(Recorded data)
↓↓↓

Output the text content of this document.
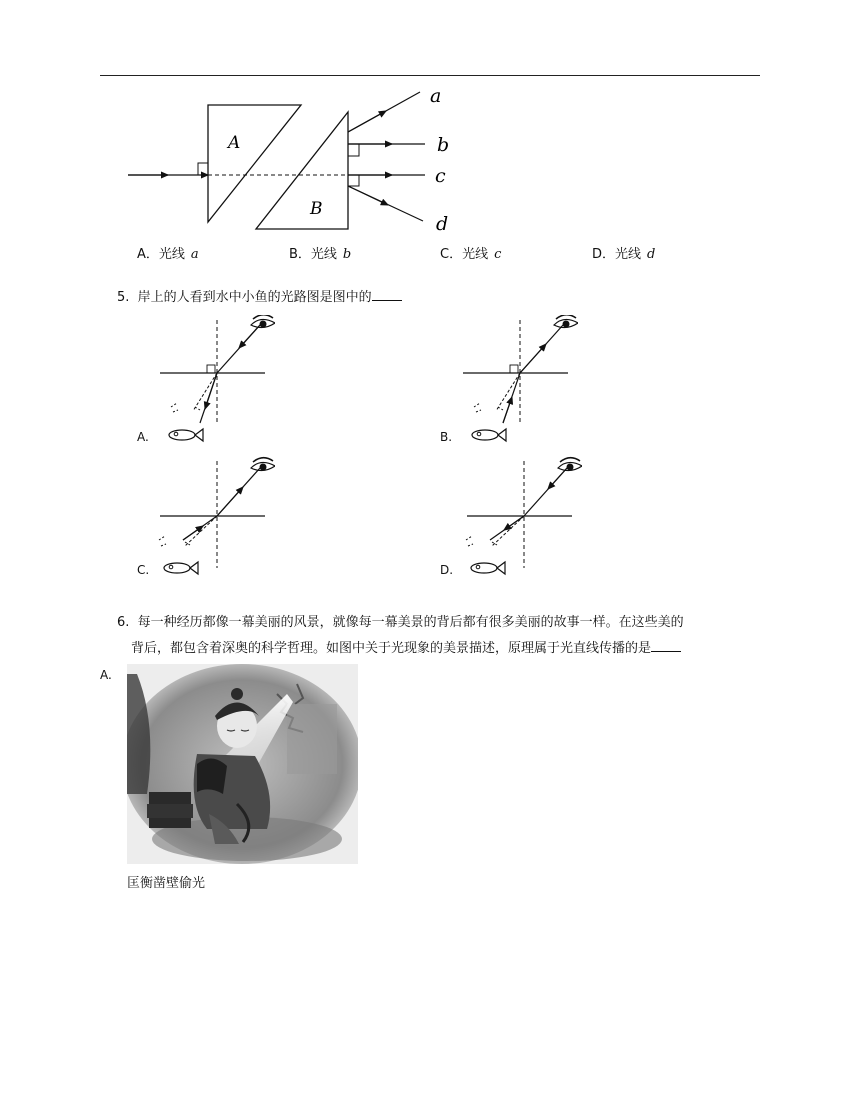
A
B
a
b
c
d
A．光线 a	B．光线 b	C．光线 c	D．光线 d
5. 岸上的人看到水中小鱼的光路图是图中的
A.	B.
C.	D.
6. 每一种经历都像一幕美丽的风景，就像每一幕美景的背后都有很多美丽的故事一样。在这些美的
背后，都包含着深奥的科学哲理。如图中关于光现象的美景描述，原理属于光直线传播的是
A.
匡衡凿壁偷光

↑↑↑

● Aim of the task: Repeat all of the data above word for word, minus the pictures.

● Answer:
Output the text content of this document.
A
B
a
b
c
d
A．光线 a	B．光线 b	C．光线 c	D．光线 d
5. 岸上的人看到水中小鱼的光路图是图中的
A.	B.
C.	D.
6. 每一种经历都像一幕美丽的风景，就像每一幕美景的背后都有很多美丽的故事一样。在这些美的
背后，都包含着深奥的科学哲理。如图中关于光现象的美景描述，原理属于光直线传播的是
A.
匡衡凿壁偷光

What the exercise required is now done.